TASK TO CARRY OUT
Without the images, write out the whole listing exactly.

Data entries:

______________________________

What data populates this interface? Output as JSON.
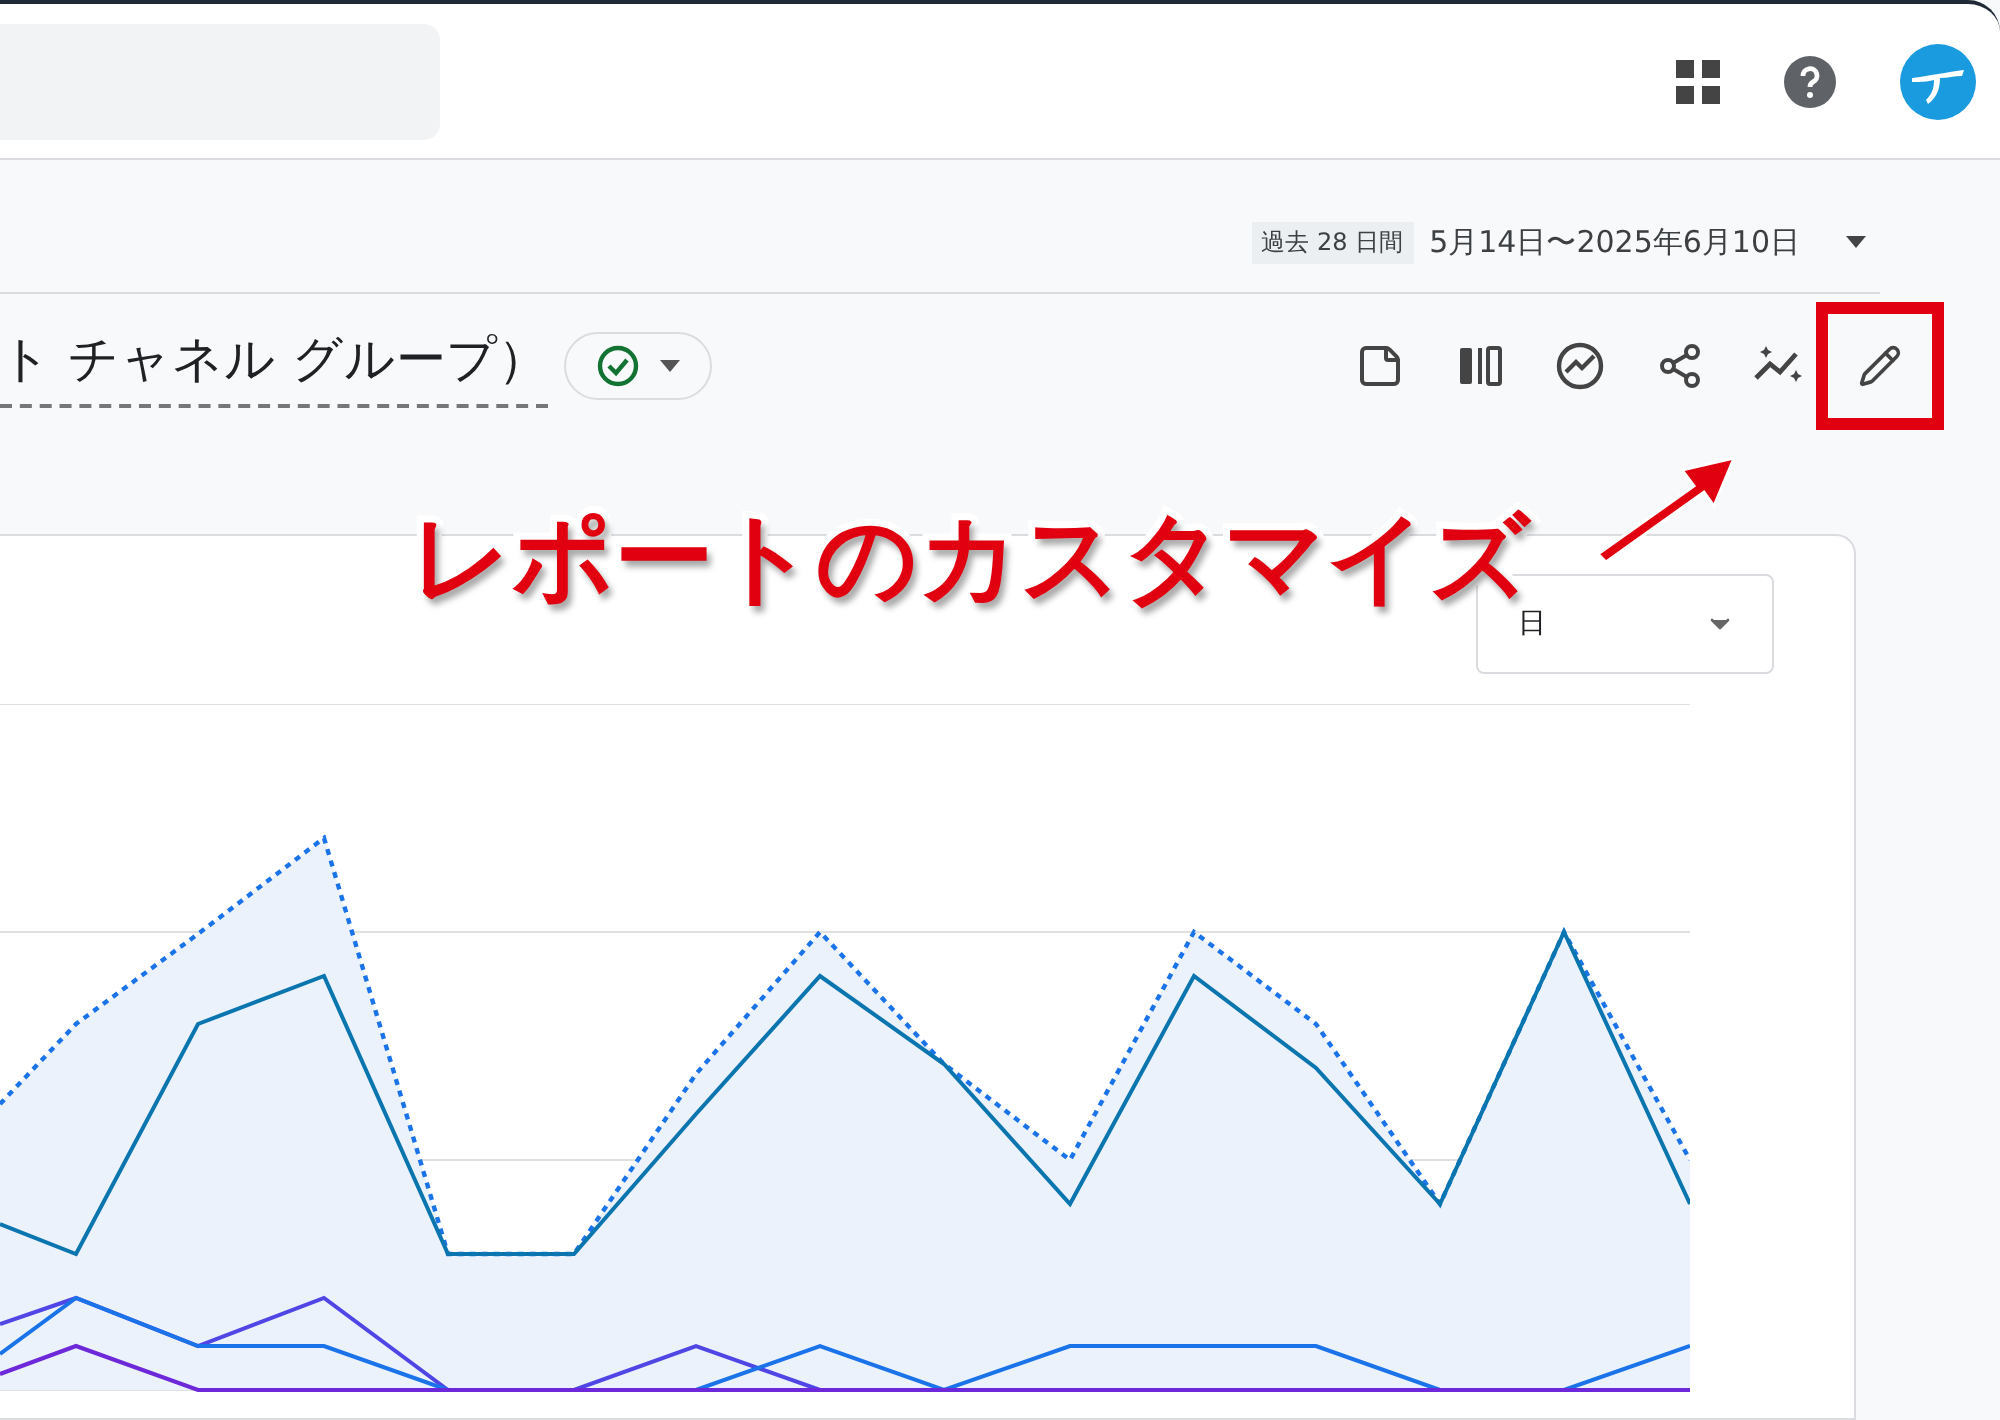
{
  "header": {
    "search": {
      "kind": "search"
    }
  },
  "date_range": {
    "badge": "過去 28 日間",
    "range": "5月14日〜2025年6月10日"
  },
  "report": {
    "title": "ト チャネル グループ）",
    "status": {
      "verified": true
    }
  },
  "toolbar": [
    {
      "kind": "note",
      "highlighted": false
    },
    {
      "kind": "compare",
      "highlighted": false
    },
    {
      "kind": "insights",
      "highlighted": false
    },
    {
      "kind": "share",
      "highlighted": false
    },
    {
      "kind": "sparkle",
      "highlighted": false
    },
    {
      "kind": "edit",
      "highlighted": true
    }
  ],
  "annotation": {
    "text": "レポートのカスタマイズ"
  },
  "chart_card": {
    "granularity": "日"
  }
}
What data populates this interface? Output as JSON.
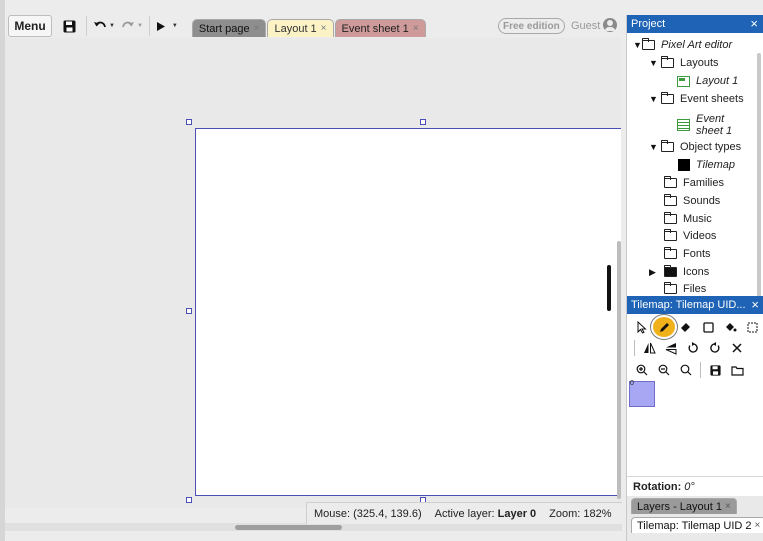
{
  "toolbar": {
    "menu_label": "Menu",
    "icons": [
      "save-icon",
      "undo-icon",
      "redo-icon",
      "play-icon"
    ],
    "tabs": [
      {
        "label": "Start page",
        "close": "×"
      },
      {
        "label": "Layout 1",
        "close": "×"
      },
      {
        "label": "Event sheet 1",
        "close": "×"
      }
    ],
    "edition_badge": "Free edition",
    "user_label": "Guest"
  },
  "status": {
    "mouse_label": "Mouse:",
    "mouse_value": "(325.4, 139.6)",
    "layer_label": "Active layer:",
    "layer_value": "Layer 0",
    "zoom_label": "Zoom:",
    "zoom_value": "182%"
  },
  "project_panel": {
    "title": "Project",
    "close": "×",
    "tree": {
      "root": "Pixel Art editor",
      "layouts_folder": "Layouts",
      "layout_item": "Layout 1",
      "event_sheets_folder": "Event sheets",
      "event_item_line1": "Event",
      "event_item_line2": "sheet 1",
      "object_types_folder": "Object types",
      "object_item": "Tilemap",
      "families": "Families",
      "sounds": "Sounds",
      "music": "Music",
      "videos": "Videos",
      "fonts": "Fonts",
      "icons": "Icons",
      "files": "Files"
    }
  },
  "tilemap_panel": {
    "title": "Tilemap: Tilemap UID...",
    "close": "×",
    "tile_index": "0",
    "swatch_color": "#a7a7f4",
    "rotation_label": "Rotation:",
    "rotation_value": "0°"
  },
  "bottom_tabs": [
    {
      "label": "Layers - Layout 1",
      "close": "×"
    },
    {
      "label": "Tilemap: Tilemap UID 2",
      "close": "×"
    }
  ],
  "colors": {
    "panel_header": "#1e63b5",
    "selection_border": "#4b4fb5",
    "active_tool": "#f1b11a"
  }
}
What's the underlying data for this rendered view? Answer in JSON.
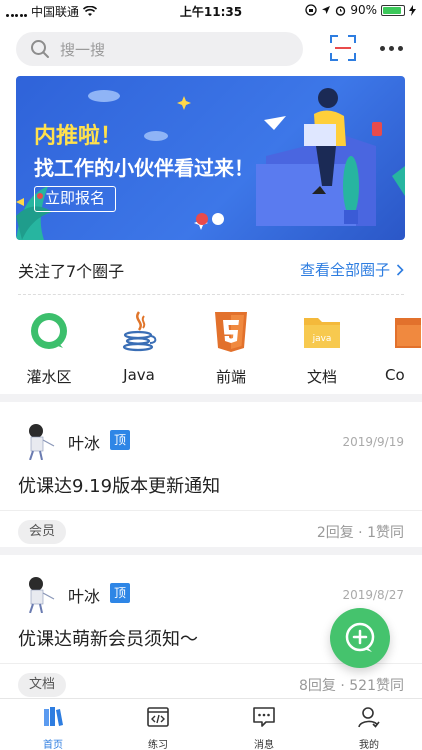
{
  "status_bar": {
    "carrier": "中国联通",
    "time": "上午11:35",
    "battery": "90%",
    "battery_level": 0.9
  },
  "search": {
    "placeholder": "搜一搜",
    "icon": "search-icon"
  },
  "toolbar": {
    "scan_icon": "scan-icon",
    "more_icon": "more-icon"
  },
  "banner": {
    "headline": "内推啦！",
    "subline": "找工作的小伙伴看过来！",
    "cta": "立即报名"
  },
  "circles": {
    "heading": "关注了7个圈子",
    "view_all": "查看全部圈子",
    "items": [
      {
        "label": "灌水区",
        "icon": "chat-bubble-icon",
        "color": "#3cbf6c"
      },
      {
        "label": "Java",
        "icon": "java-icon",
        "color": "#e0752b"
      },
      {
        "label": "前端",
        "icon": "html5-icon",
        "color": "#e2712c"
      },
      {
        "label": "文档",
        "icon": "folder-icon",
        "color": "#f4b93b"
      },
      {
        "label": "Co",
        "icon": "folder-icon",
        "color": "#e2712c"
      }
    ]
  },
  "posts": [
    {
      "author": "叶冰",
      "badge": "顶",
      "date": "2019/9/19",
      "title": "优课达9.19版本更新通知",
      "tag": "会员",
      "stats": "2回复 · 1赞同"
    },
    {
      "author": "叶冰",
      "badge": "顶",
      "date": "2019/8/27",
      "title": "优课达萌新会员须知～",
      "tag": "文档",
      "stats": "8回复 · 521赞同"
    }
  ],
  "fab": {
    "icon": "add-chat-icon"
  },
  "tabs": [
    {
      "label": "首页",
      "icon": "home-books-icon",
      "active": true
    },
    {
      "label": "练习",
      "icon": "code-icon",
      "active": false
    },
    {
      "label": "消息",
      "icon": "message-icon",
      "active": false
    },
    {
      "label": "我的",
      "icon": "profile-icon",
      "active": false
    }
  ],
  "colors": {
    "accent": "#2e7de0",
    "fab": "#45c36d",
    "badge": "#2e86e6"
  }
}
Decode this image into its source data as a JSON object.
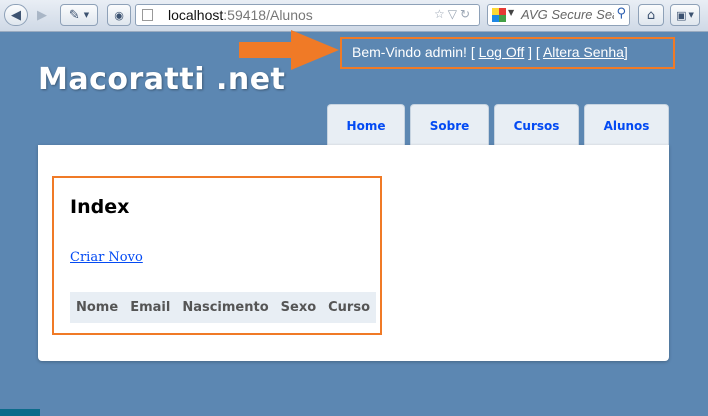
{
  "browser": {
    "url_host": "localhost",
    "url_rest": ":59418/Alunos",
    "search_placeholder": "AVG Secure Sea",
    "icons": [
      "back-arrow-icon",
      "forward-arrow-icon",
      "dropdown-icon",
      "page-icon",
      "star-icon",
      "refresh-icon",
      "search-icon",
      "home-icon",
      "bookmark-icon"
    ]
  },
  "site": {
    "title": "Macoratti .net"
  },
  "login": {
    "welcome": "Bem-Vindo admin!",
    "open_bracket_1": "[",
    "logoff": "Log Off",
    "close_open": "] [",
    "change_password": "Altera Senha",
    "close_bracket": "]"
  },
  "nav": {
    "tabs": [
      {
        "label": "Home"
      },
      {
        "label": "Sobre"
      },
      {
        "label": "Cursos"
      },
      {
        "label": "Alunos"
      }
    ]
  },
  "main": {
    "heading": "Index",
    "create_link": "Criar Novo",
    "columns": [
      "Nome",
      "Email",
      "Nascimento",
      "Sexo",
      "Curso"
    ]
  },
  "colors": {
    "page_bg": "#5c87b2",
    "highlight": "#f07a26",
    "link": "#034af3",
    "tab_bg": "#e8eef4"
  }
}
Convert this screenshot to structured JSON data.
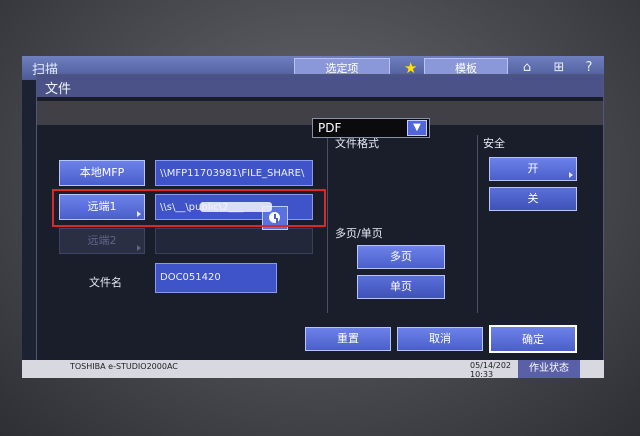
{
  "app": {
    "title": "扫描",
    "tabs": [
      "选定项",
      "模板"
    ]
  },
  "dialog": {
    "title": "文件",
    "destinations": {
      "local_label": "本地MFP",
      "local_path": "\\\\MFP11703981\\FILE_SHARE\\",
      "remote1_label": "远端1",
      "remote1_path": "\\\\s\\__\\public\\2___",
      "remote2_label": "远端2",
      "remote2_path": ""
    },
    "filename": {
      "label": "文件名",
      "value": "DOC051420"
    },
    "format": {
      "heading": "文件格式",
      "selected": "PDF"
    },
    "pages": {
      "heading": "多页/单页",
      "multi": "多页",
      "single": "单页"
    },
    "security": {
      "heading": "安全",
      "on": "开",
      "off": "关"
    },
    "buttons": {
      "reset": "重置",
      "cancel": "取消",
      "ok": "确定"
    }
  },
  "status": {
    "model": "TOSHIBA e-STUDIO2000AC",
    "date": "05/14/202",
    "time": "10:33",
    "job_status": "作业状态"
  }
}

______________________________

FINAL RESULT
What data populates this interface? Output as JSON.
{
  "header": {
    "search": {
      "kind": "search"
    }
  },
  "date_range": {
    "badge": "過去 28 日間",
    "range": "5月14日〜2025年6月10日"
  },
  "report": {
    "title": "ト チャネル グループ）",
    "status": {
      "verified": true
    }
  },
  "toolbar": [
    {
      "kind": "note",
      "highlighted": false
    },
    {
      "kind": "compare",
      "highlighted": false
    },
    {
      "kind": "insights",
      "highlighted": false
    },
    {
      "kind": "share",
      "highlighted": false
    },
    {
      "kind": "sparkle",
      "highlighted": false
    },
    {
      "kind": "edit",
      "highlighted": true
    }
  ],
  "annotation": {
    "text": "レポートのカスタマイズ"
  },
  "chart_card": {
    "granularity": "日"
  }
}
What data populates this interface? Output as JSON.
{
  "toolbar": {
    "menu_label": "Menu",
    "icons": [
      "save-icon",
      "undo-icon",
      "redo-icon",
      "play-icon"
    ],
    "tabs": [
      {
        "label": "Start page",
        "close": "×"
      },
      {
        "label": "Layout 1",
        "close": "×"
      },
      {
        "label": "Event sheet 1",
        "close": "×"
      }
    ],
    "edition_badge": "Free edition",
    "user_label": "Guest"
  },
  "status": {
    "mouse_label": "Mouse:",
    "mouse_value": "(325.4, 139.6)",
    "layer_label": "Active layer:",
    "layer_value": "Layer 0",
    "zoom_label": "Zoom:",
    "zoom_value": "182%"
  },
  "project_panel": {
    "title": "Project",
    "close": "×",
    "tree": {
      "root": "Pixel Art editor",
      "layouts_folder": "Layouts",
      "layout_item": "Layout 1",
      "event_sheets_folder": "Event sheets",
      "event_item_line1": "Event",
      "event_item_line2": "sheet 1",
      "object_types_folder": "Object types",
      "object_item": "Tilemap",
      "families": "Families",
      "sounds": "Sounds",
      "music": "Music",
      "videos": "Videos",
      "fonts": "Fonts",
      "icons": "Icons",
      "files": "Files"
    }
  },
  "tilemap_panel": {
    "title": "Tilemap: Tilemap UID...",
    "close": "×",
    "tile_index": "0",
    "swatch_color": "#a7a7f4",
    "rotation_label": "Rotation:",
    "rotation_value": "0°"
  },
  "bottom_tabs": [
    {
      "label": "Layers - Layout 1",
      "close": "×"
    },
    {
      "label": "Tilemap: Tilemap UID 2",
      "close": "×"
    }
  ],
  "colors": {
    "panel_header": "#1e63b5",
    "selection_border": "#4b4fb5",
    "active_tool": "#f1b11a"
  }
}
What's the underlying data for this rendered view? Answer in JSON.
{
  "status_bar": {
    "carrier": "中国联通",
    "time": "上午11:35",
    "battery": "90%",
    "battery_level": 0.9
  },
  "search": {
    "placeholder": "搜一搜",
    "icon": "search-icon"
  },
  "toolbar": {
    "scan_icon": "scan-icon",
    "more_icon": "more-icon"
  },
  "banner": {
    "headline": "内推啦！",
    "subline": "找工作的小伙伴看过来！",
    "cta": "立即报名"
  },
  "circles": {
    "heading": "关注了7个圈子",
    "view_all": "查看全部圈子",
    "items": [
      {
        "label": "灌水区",
        "icon": "chat-bubble-icon",
        "color": "#3cbf6c"
      },
      {
        "label": "Java",
        "icon": "java-icon",
        "color": "#e0752b"
      },
      {
        "label": "前端",
        "icon": "html5-icon",
        "color": "#e2712c"
      },
      {
        "label": "文档",
        "icon": "folder-icon",
        "color": "#f4b93b"
      },
      {
        "label": "Co",
        "icon": "folder-icon",
        "color": "#e2712c"
      }
    ]
  },
  "posts": [
    {
      "author": "叶冰",
      "badge": "顶",
      "date": "2019/9/19",
      "title": "优课达9.19版本更新通知",
      "tag": "会员",
      "stats": "2回复 · 1赞同"
    },
    {
      "author": "叶冰",
      "badge": "顶",
      "date": "2019/8/27",
      "title": "优课达萌新会员须知～",
      "tag": "文档",
      "stats": "8回复 · 521赞同"
    }
  ],
  "fab": {
    "icon": "add-chat-icon"
  },
  "tabs": [
    {
      "label": "首页",
      "icon": "home-books-icon",
      "active": true
    },
    {
      "label": "练习",
      "icon": "code-icon",
      "active": false
    },
    {
      "label": "消息",
      "icon": "message-icon",
      "active": false
    },
    {
      "label": "我的",
      "icon": "profile-icon",
      "active": false
    }
  ],
  "colors": {
    "accent": "#2e7de0",
    "fab": "#45c36d",
    "badge": "#2e86e6"
  }
}
Decode this image into its source data as a JSON object.
{
  "browser": {
    "url_host": "localhost",
    "url_rest": ":59418/Alunos",
    "search_placeholder": "AVG Secure Sea",
    "icons": [
      "back-arrow-icon",
      "forward-arrow-icon",
      "dropdown-icon",
      "page-icon",
      "star-icon",
      "refresh-icon",
      "search-icon",
      "home-icon",
      "bookmark-icon"
    ]
  },
  "site": {
    "title": "Macoratti .net"
  },
  "login": {
    "welcome": "Bem-Vindo admin!",
    "open_bracket_1": "[",
    "logoff": "Log Off",
    "close_open": "] [",
    "change_password": "Altera Senha",
    "close_bracket": "]"
  },
  "nav": {
    "tabs": [
      {
        "label": "Home"
      },
      {
        "label": "Sobre"
      },
      {
        "label": "Cursos"
      },
      {
        "label": "Alunos"
      }
    ]
  },
  "main": {
    "heading": "Index",
    "create_link": "Criar Novo",
    "columns": [
      "Nome",
      "Email",
      "Nascimento",
      "Sexo",
      "Curso"
    ]
  },
  "colors": {
    "page_bg": "#5c87b2",
    "highlight": "#f07a26",
    "link": "#034af3",
    "tab_bg": "#e8eef4"
  }
}
Convert this screenshot to structured JSON data.
{
  "app": {
    "title": "扫描",
    "tabs": [
      "选定项",
      "模板"
    ]
  },
  "dialog": {
    "title": "文件",
    "destinations": {
      "local_label": "本地MFP",
      "local_path": "\\\\MFP11703981\\FILE_SHARE\\",
      "remote1_label": "远端1",
      "remote1_path": "\\\\s\\__\\public\\2___",
      "remote2_label": "远端2",
      "remote2_path": ""
    },
    "filename": {
      "label": "文件名",
      "value": "DOC051420"
    },
    "format": {
      "heading": "文件格式",
      "selected": "PDF"
    },
    "pages": {
      "heading": "多页/单页",
      "multi": "多页",
      "single": "单页"
    },
    "security": {
      "heading": "安全",
      "on": "开",
      "off": "关"
    },
    "buttons": {
      "reset": "重置",
      "cancel": "取消",
      "ok": "确定"
    }
  },
  "status": {
    "model": "TOSHIBA e-STUDIO2000AC",
    "date": "05/14/202",
    "time": "10:33",
    "job_status": "作业状态"
  }
}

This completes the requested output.